◆ Do this ◆
For the listing below, give the count of lines containing the string "Fritz" and nothing else.

===== Listed records =====

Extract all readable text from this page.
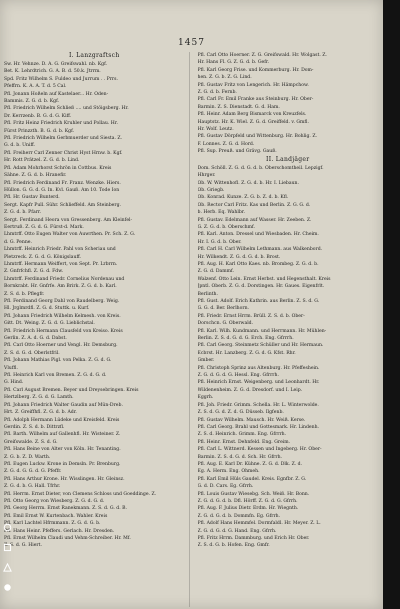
1457
I. Lanzgraftsch
Sw. Hr. Vehnze. D. A. G. Greifswahl. nb. Kgf.
Bet. K. Lehrdtrich. G. A. B. d. 50.k. Jtrrm.
Spd. Fritz Wilhelm S. Fuldeo und Jurrum . . Prrs.
Pfeffrn. K. A. A. T. d. 5 Cal.
Pfl. Jonann Hoßeln auf Kastelaer... Hr. Oden-
Bammis. Z. G. d. b. Kgf.
Pfl. Friedrich Wilhelm Schließ .... und Stöigsberg. Hr.
Dr. Kerrzenb. B. G. d. G. Kiff.
Pfl. Fritz Heinz Friedrich Kruhler und Pollau. Hr.
Fürst Prinzzth. B. G. d. b. Kgf.
Pfl. Friedrich Wilhelm Gerbmuerder und Siesta. Z.
G. d. b. Uniff.
Pfl. Freiherr Carl Zenner Christ Hyst Hrnw. b. Kgf.
Hr. Rott Prätzel. Z. G. d. b. Lind.
Pfl. Adam Mohrhorst Schrön in Cottbus. Kreis
Sähne. Z. G. d. b. Hranefir.
Pfl. Friedrich Ferdinand Fr. Franz. Wenzke. Hiers.
Hüllon. G. G. d. G. In. Kvl. Gauß. Am 10. Tode Ion
Pfl. Hr. Gustav Bunterd.
Sergt. Kapfr Pull. Sühr. Schlieffeld. Am Steinberg.
Z. G. d. b. Pfarr.
Sergt. Ferdinand Heora von Gressenberg. Am Kleinfel-
Eertruß. Z. G. d. G. Fürst-d. Mark.
Lhmtrff. Otto Eugen Walter von Auwrthen. Pr. Sch. Z. G.
d. G. Penne.
Lhmtrff. Heinrich Friedr. Pahl von Scheriau und
Pletzreck. Z. G. d. G. Königslauff.
Lhmtrff. Hermann Weiffert, von Sept. Pr. Lrbrrn.
Z. Gnfrfchfl. Z. G. d. Fdw.
Lhmtrff. Ferdinand Friedr. Cornelius Nordenau und
Bornkrabt. Hr. Gnfrfe. Am Brirk. Z. G. d. b. Karl.
Z. S. d. b. Pflegfr.
Pfl. Ferdinand Georg Dahl von Raudelberg. Weig.
Hl. Jrglmrdfl. Z. G. d. Stuttk. u. Kurf.
Pfl. Johann Friedrich Wilhelm Kelmesh. von Kreis.
Gitt. Dt. Weing. Z. G. d. G. Lieblichstal.
Pfl. Friedrich Hermann Clausfeld von Kreiso. Kreis
Gerlin. Z. A. d. G. d. Dabst.
Pfl. Carl Otto Hoerner und Vengl. Hr. Demsburg.
Z. S. d. G. d. Oberlstfril.
Pfl. Johann Mathias Pigl. von Pelka. Z. G. d. G.
Vluffl.
Pfl. Heinrich Karl von Bremen. Z. G. d. G. d.
G. Hind.
Pfl. Carl August Bremen. Beyer und Dreysebringen. Kreis
Hertzlberg. Z. G. d. G. Lamth.
Pfl. Johann Friedrich Walter Gaudin auf Mün-Dreb.
Hrt. Z. Greiffhfl. Z. G. d. b. Adr.
Pfl. Adolph Hermann Lüdeke und Kreisfeld. Kreis
Gerdin. Z. S. d. b. Dittrzfl.
Pfl. Barth. Wilhelm auf Gallenhfl. Hr. Wisteiner. Z.
Greifswalde. Z. S. d. G.
Pfl. Hans Beine von Alter von Köln. Hr. Tenanting.
Z. G. b. Z. D. Warth.
Pfl. Eugen Luckw. Krone in Demsln. Pr. Brenburg.
Z. G. d. G. G. d. G. Pfeffr.
Pfl. Hans Arthur Krone. Hr. Wisslingen. Hr. Gleinsz.
Z. G. d. b. G. Hall. Tfrhr.
Pfl. Herrm. Ernst Dieter, von Clemens Schloss und Goeddinge. Z.
Pfl. Otto Georg von Wiesberg. Z. G. d. G. d.
Pfl. Georg Herrm. Ernst Ranekmann. Z. S. d. G. d. B.
Pfl. Emil Ernst W. Kurtenbach. Wahler. Kreis
Pfl. Karl Lachtel Hfrmmann. Z. G. d. G. b.
Pfl. Hans Heinr. Pfeffers. Gerlach. Hr. Dresden.
Pfl. Ernst Wilhelm Claudi und Vehm-Schreiber. Hr. Mf.
Z. S. d. G. Hiert.
Pfl. Carl Otto Hoerner. Z. G. Greifswald. Hr. Wolgast. Z.
Hr. Hans Fl. G. Z. G. d. b. Gefr.
Pfl. Karl Georg Frise. und Kommerburg. Hr. Dom-
hen. Z. G. b. Z. G. Lind.
Pfl. Gustav Fritz von Lengerich. Hr. Hämpchow.
Z. G. d. b. Fernb.
Pfl. Carl Fr. Emil Franke aus Steinburg. Hr. Ober-
Barmin. Z. S. Dienstadt. G. d. Ham.
Pfl. Heinr. Adam Berg Bismarck von Kreuzfels.
Hauptstz. Hr. K. Wiel. Z. G. d. Greiffeld. v. Gmfl.
Hr. Wolf. Leutz.
Pfl. Gustav Dörpfeld und Wittenburg. Hr. Bohlig. Z.
F. Lonnes. Z. G. d. Hord.
Pfl. Sup. Preuß. und Grävg. Gauß.
II. Landjäger
Dom. Schöll. Z. G. d. G. d. b. Oberschomtheil. Lepzigf.
Hhrger.
Ob. W. Wittenhofl. Z. G. d. b. Hr. I. Liebaun.
Ob. Griegb.
Ob. Konrad. Kunze. Z. G. b. Z. d. b. Kfl.
Ob. Rector Carl Fritz. Kas und Berlin. Z. G. G. d.
b. Herb. Eq. Wahlbr.
Pfl. Gustav. Edelmann auf Wasser. Hr. Zeeben. Z.
G. Z. G. d. b. Oberschmf.
Pfl. Karl. Anton. Dressel und Wiesbaden. Hr. Cheim.
Hr. I. G. d. b. Ober.
Pfl. Carl H. Carl Wilhelm Lethmann. aus Walkenbord.
Hr. Wilkendt. Z. G. d. G. d. b. Brost.
Pfl. Aug. H. Karl Otto Kaes. nb. Brombeg. Z. G. d. b.
Z. G. d. Dammf.
Walzenf. Otto Lein. Ernst Herbst. und Hegensthalt. Kreis
Jpntl. Oberb. Z. G. d. Dorstingen. Hr. Gaues. Eigenfrlt.
Berlinth.
Pfl. Gust. Adolf. Erich Kathrin. aus Berlin. Z. S. d. G.
G. G. d. Ber. Berlhorn.
Pfl. Friedr. Ernst Hrrm. Brüll. Z. S. d. b. Ober-
Dorschcn. G. Oberwald.
Pfl. Karl. Wilh. Kundmann. und Herrmann. Hr. Mühlen-
Berlin. Z. S. d. G. d. G. Erch. Eng. Gfrrrh.
Pfl. Carl Georg. Steinmetz Schüller und Hr. Hermaun.
Ecbrst. Hr. Lanzberg. Z. G. d. G. Kfst. Rhr.
Gmber.
Pfl. Christoph Sprinz aus Altenburg. Hr. Pfeffeshein.
Z. G. d. G. d. G. Hessl. Eng. Gfrrrh.
Pfl. Heinrich Ernst. Weigenberg. und Leonhardt. Hr.
Wildenenheim. Z. G. d. Dresdorf. und I. Leip.
Eggrh.
Pfl. Joh. Friedr. Grimm. Schella. Hr. L. Winterwolde.
Z. S. d. G. d. Z. d. G. Düsseb. Ilgfenb.
Pfl. Gustav Wilhelm. Mausch. Hr. Weiß. Kerse.
Pfl. Carl Georg. Brahl und Gottesmark. Hr. Lindenh.
Z. S. d. Heinrich. Grimm. Eng. Gfrrrh.
Pfl. Heinr. Ernst. Dehnfeld. Eng. Greim.
Pfl. Carl L. Wittnerd. Kessen und Ingeberg. Hr. Ober-
Barmin. Z. S. d. G. d. Sch. Hr. Gfrrh.
Pfl. Aug. E. Karl Dr. Kühne. Z. G. d. Dlk. Z. d.
Eg. A. Herm. Eng. Ohmeh.
Pfl. Karl Emil Hüls Gaudel. Kreis. Egnfbr. Z. G.
G. d. D. Cars. Eg. Gfrrh.
Pfl. Louis Gustav Wiesebg. Sch. Weiß. Hr. Bonn.
Z. G. d. G. d. b. Dfl. Hörff. Z. G. d. G. Gfrrh.
Pfl. Aug. F. Julius Dietr. Erdm. Hr. Wiegnth.
Z. G. d. G. d. b. Dommfn. Eg. Gfrrh.
Pfl. Adolf Hans Hemmfel. Dormfaldl. Hr. Meyer. Z. L.
Z. G. d. G. d. G. Hand. Eng. Gfrrh.
Pfl. Fritz Hrrm. Dammburg. und Erich Hr. Ober.
Z. S. d. G. b. Hofen. Eng. Gmfr.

=====

◆ Solution for this task ◆
5